**Requirements:**
Find all lines in the listing that include the word "Quality", then copy them.

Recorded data
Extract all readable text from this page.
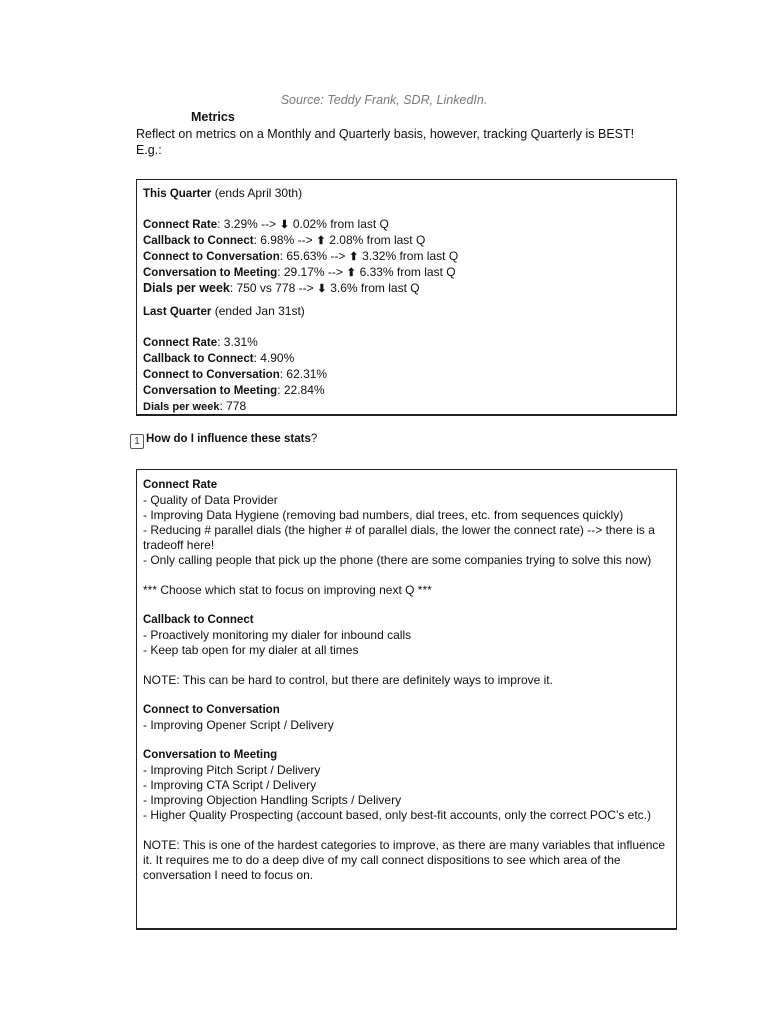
Source: Teddy Frank, SDR, LinkedIn.
Metrics
Reflect on metrics on a Monthly and Quarterly basis, however, tracking Quarterly is BEST!
E.g.:
This Quarter (ends April 30th)
Connect Rate: 3.29% --> ⬇ 0.02% from last Q
Callback to Connect: 6.98% --> ⬆ 2.08% from last Q
Connect to Conversation: 65.63% --> ⬆ 3.32% from last Q
Conversation to Meeting: 29.17% --> ⬆ 6.33% from last Q
Dials per week: 750 vs 778 --> ⬇ 3.6% from last Q
Last Quarter (ended Jan 31st)
Connect Rate: 3.31%
Callback to Connect: 4.90%
Connect to Conversation: 62.31%
Conversation to Meeting: 22.84%
Dials per week: 778
1 How do I influence these stats?
Connect Rate
- Quality of Data Provider
- Improving Data Hygiene (removing bad numbers, dial trees, etc. from sequences quickly)
- Reducing # parallel dials (the higher # of parallel dials, the lower the connect rate) --> there is a tradeoff here!
- Only calling people that pick up the phone (there are some companies trying to solve this now)
*** Choose which stat to focus on improving next Q ***
Callback to Connect
- Proactively monitoring my dialer for inbound calls
- Keep tab open for my dialer at all times
NOTE: This can be hard to control, but there are definitely ways to improve it.
Connect to Conversation
- Improving Opener Script / Delivery
Conversation to Meeting
- Improving Pitch Script / Delivery
- Improving CTA Script / Delivery
- Improving Objection Handling Scripts / Delivery
- Higher Quality Prospecting (account based, only best-fit accounts, only the correct POC’s etc.)
NOTE: This is one of the hardest categories to improve, as there are many variables that influence it. It requires me to do a deep dive of my call connect dispositions to see which area of the conversation I need to focus on.
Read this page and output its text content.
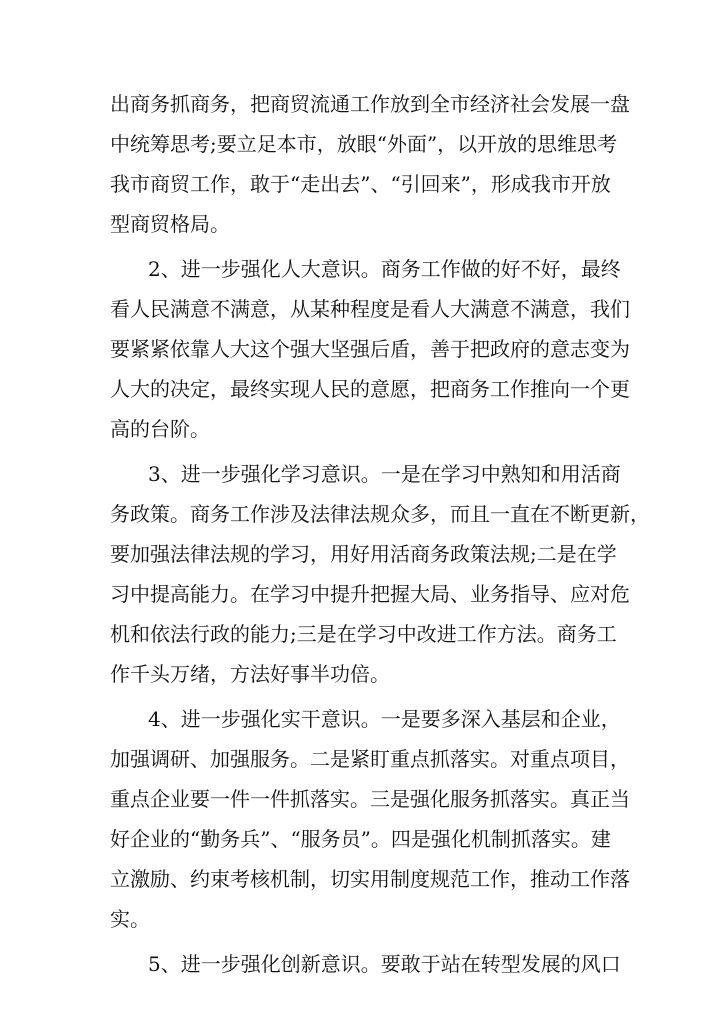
出商务抓商务，把商贸流通工作放到全市经济社会发展一盘
中统筹思考;要立足本市，放眼“外面”，以开放的思维思考
我市商贸工作，敢于“走出去”、“引回来”，形成我市开放
型商贸格局。
2、进一步强化人大意识。商务工作做的好不好，最终
看人民满意不满意，从某种程度是看人大满意不满意，我们
要紧紧依靠人大这个强大坚强后盾，善于把政府的意志变为
人大的决定，最终实现人民的意愿，把商务工作推向一个更
高的台阶。
3、进一步强化学习意识。一是在学习中熟知和用活商
务政策。商务工作涉及法律法规众多，而且一直在不断更新，
要加强法律法规的学习，用好用活商务政策法规;二是在学
习中提高能力。在学习中提升把握大局、业务指导、应对危
机和依法行政的能力;三是在学习中改进工作方法。商务工
作千头万绪，方法好事半功倍。
4、进一步强化实干意识。一是要多深入基层和企业，
加强调研、加强服务。二是紧盯重点抓落实。对重点项目，
重点企业要一件一件抓落实。三是强化服务抓落实。真正当
好企业的“勤务兵”、“服务员”。四是强化机制抓落实。建
立激励、约束考核机制，切实用制度规范工作，推动工作落
实。
5、进一步强化创新意识。要敢于站在转型发展的风口
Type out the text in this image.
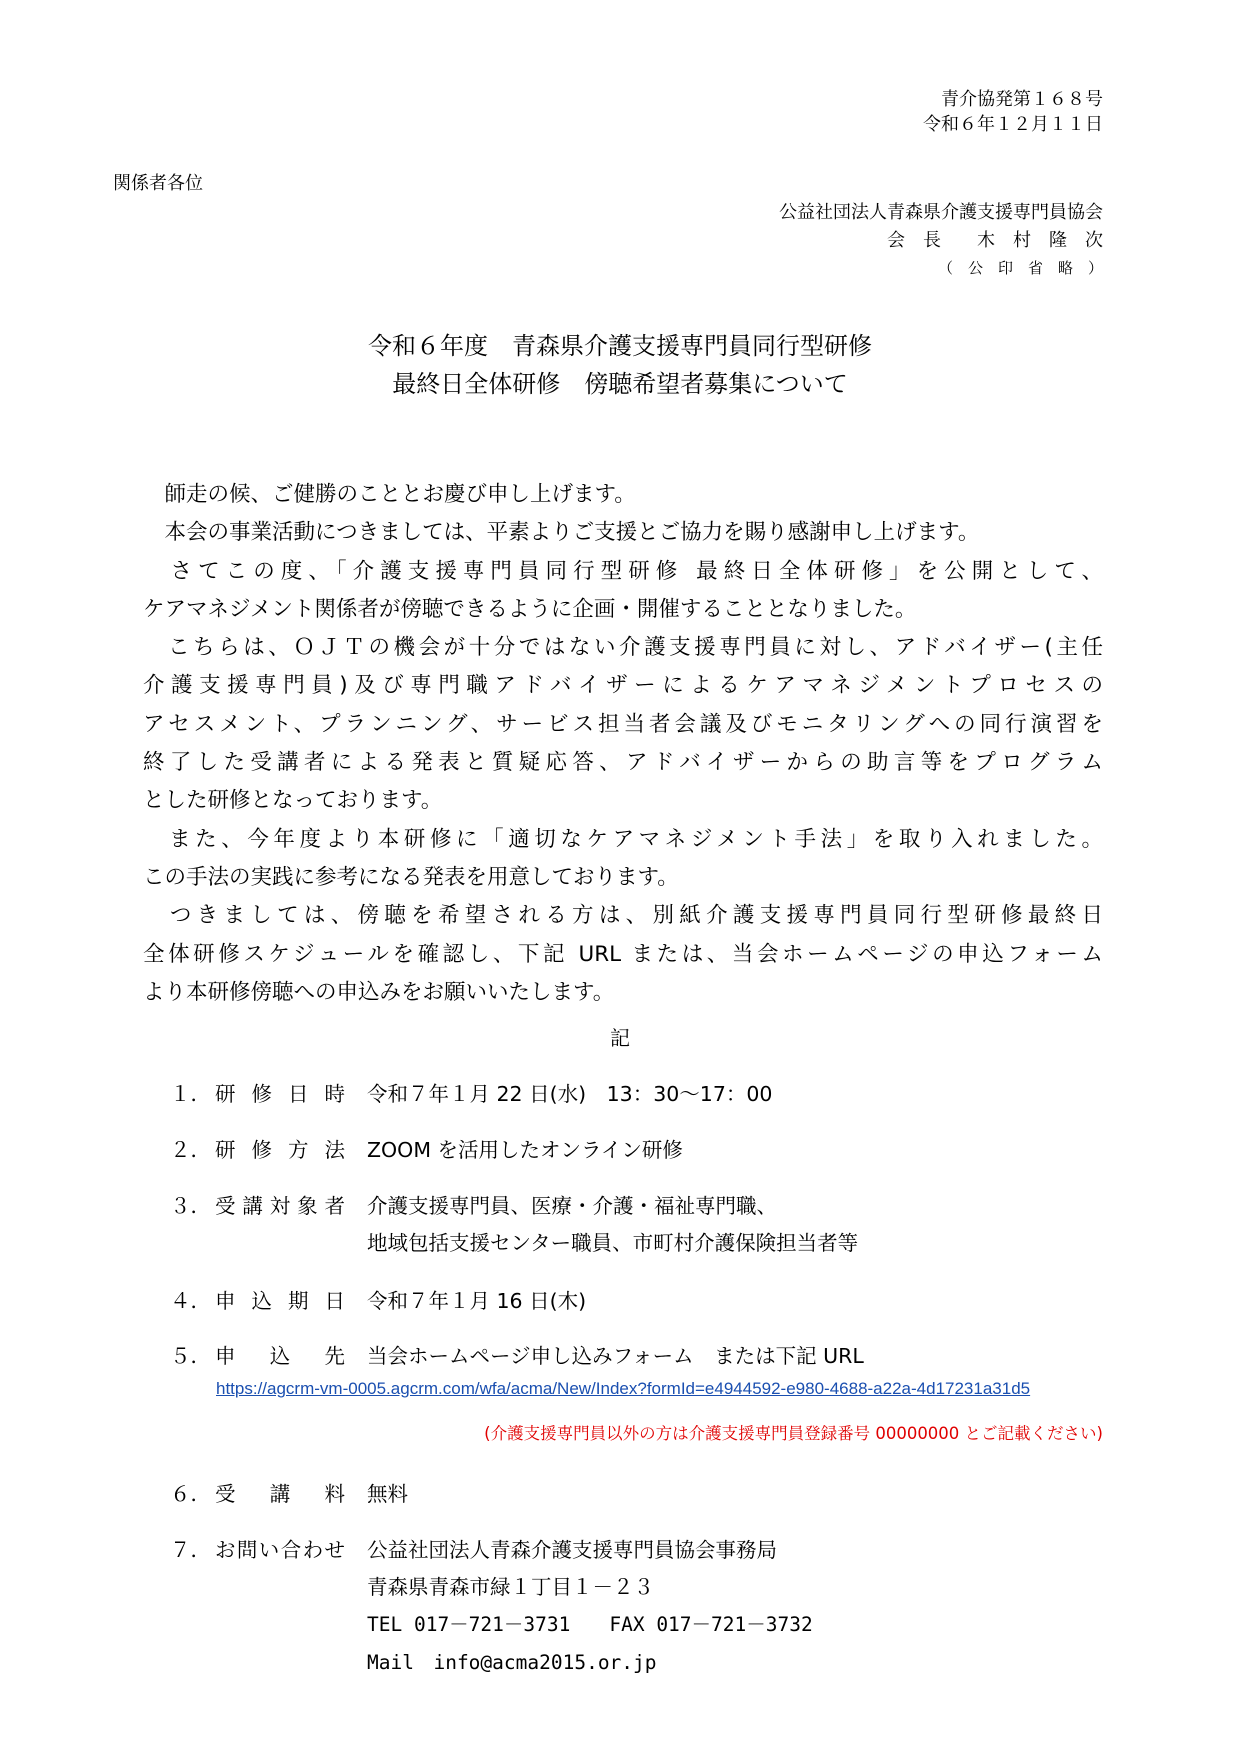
青介協発第１６８号
令和６年１２月１１日
関係者各位
公益社団法人青森県介護支援専門員協会
会　長　　木　村　隆　次
（　公　印　省　略　）
令和６年度　青森県介護支援専門員同行型研修
最終日全体研修　傍聴希望者募集について

　師走の候、ご健勝のこととお慶び申し上げます。

　本会の事業活動につきましては、平素よりご支援とご協力を賜り感謝申し上げます。

　さてこの度、「介護支援専門員同行型研修 最終日全体研修」を公開として、

ケアマネジメント関係者が傍聴できるように企画・開催することとなりました。

　こちらは、ＯＪＴの機会が十分ではない介護支援専門員に対し、アドバイザー(主任

介護支援専門員)及び専門職アドバイザーによるケアマネジメントプロセスの

アセスメント、プランニング、サービス担当者会議及びモニタリングへの同行演習を

終了した受講者による発表と質疑応答、アドバイザーからの助言等をプログラム

とした研修となっております。

　また、今年度より本研修に「適切なケアマネジメント手法」を取り入れました。

この手法の実践に参考になる発表を用意しております。

　つきましては、傍聴を希望される方は、別紙介護支援専門員同行型研修最終日

全体研修スケジュールを確認し、下記 URL または、当会ホームページの申込フォーム

より本研修傍聴への申込みをお願いいたします。

記
１． 研修日時 令和７年１月 22 日(水)　13：30〜17：00
２． 研修方法 ZOOM を活用したオンライン研修
３． 受講対象者 介護支援専門員、医療・介護・福祉専門職、
地域包括支援センター職員、市町村介護保険担当者等
４． 申込期日 令和７年１月 16 日(木)
５． 申込先 当会ホームページ申し込みフォーム　または下記 URL
https://agcrm-vm-0005.agcrm.com/wfa/acma/New/Index?formId=e4944592-e980-4688-a22a-4d17231a31d5
(介護支援専門員以外の方は介護支援専門員登録番号 00000000 とご記載ください)
６． 受講料 無料
７． お問い合わせ 公益社団法人青森介護支援専門員協会事務局
青森県青森市緑１丁目１－２３
TEL 017－721－3731　　FAX 017－721－3732
Mail　info@acma2015.or.jp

**The completed task:**
- Quality of Data Provider
- Higher Quality Prospecting (account based, only best-fit accounts, only the correct POC’s etc.)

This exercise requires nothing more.